_THE REQUEST_
Every entry that follows needs to be repeated exactly.

_RECORDS PROVIDED_
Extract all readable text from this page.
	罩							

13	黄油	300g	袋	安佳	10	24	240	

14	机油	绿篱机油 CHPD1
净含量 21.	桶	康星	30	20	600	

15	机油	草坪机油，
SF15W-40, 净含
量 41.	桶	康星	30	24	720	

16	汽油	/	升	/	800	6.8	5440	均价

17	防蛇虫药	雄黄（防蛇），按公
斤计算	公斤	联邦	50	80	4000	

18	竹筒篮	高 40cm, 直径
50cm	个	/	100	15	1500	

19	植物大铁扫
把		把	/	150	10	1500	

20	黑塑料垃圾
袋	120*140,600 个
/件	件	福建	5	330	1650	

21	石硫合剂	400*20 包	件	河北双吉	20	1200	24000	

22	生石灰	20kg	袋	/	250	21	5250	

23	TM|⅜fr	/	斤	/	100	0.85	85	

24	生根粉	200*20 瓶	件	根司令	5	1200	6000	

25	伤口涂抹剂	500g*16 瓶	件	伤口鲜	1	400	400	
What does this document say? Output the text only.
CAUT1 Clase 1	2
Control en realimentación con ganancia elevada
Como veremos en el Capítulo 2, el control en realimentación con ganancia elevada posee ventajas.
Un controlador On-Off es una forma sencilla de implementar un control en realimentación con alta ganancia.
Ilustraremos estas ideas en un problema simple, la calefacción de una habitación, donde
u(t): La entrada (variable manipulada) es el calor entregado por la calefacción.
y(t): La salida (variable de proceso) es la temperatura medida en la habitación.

_SOLUTION TO THE PROBLEM_
Extract all readable text from this page.
	罩							

13	黄油	300g	袋	安佳	10	24	240	

14	机油	绿篱机油 CHPD1
净含量 21.	桶	康星	30	20	600	

15	机油	草坪机油，
SF15W-40, 净含
量 41.	桶	康星	30	24	720	

16	汽油	/	升	/	800	6.8	5440	均价

17	防蛇虫药	雄黄（防蛇），按公
斤计算	公斤	联邦	50	80	4000	

18	竹筒篮	高 40cm, 直径
50cm	个	/	100	15	1500	

19	植物大铁扫
把		把	/	150	10	1500	

20	黑塑料垃圾
袋	120*140,600 个
/件	件	福建	5	330	1650	

21	石硫合剂	400*20 包	件	河北双吉	20	1200	24000	

22	生石灰	20kg	袋	/	250	21	5250	

23	TM|⅜fr	/	斤	/	100	0.85	85	

24	生根粉	200*20 瓶	件	根司令	5	1200	6000	

25	伤口涂抹剂	500g*16 瓶	件	伤口鲜	1	400	400	
What does this document say? Output the text only.
CAUT1 Clase 1	2
Control en realimentación con ganancia elevada
Como veremos en el Capítulo 2, el control en realimentación con ganancia elevada posee ventajas.
Un controlador On-Off es una forma sencilla de implementar un control en realimentación con alta ganancia.
Ilustraremos estas ideas en un problema simple, la calefacción de una habitación, donde
u(t): La entrada (variable manipulada) es el calor entregado por la calefacción.
y(t): La salida (variable de proceso) es la temperatura medida en la habitación.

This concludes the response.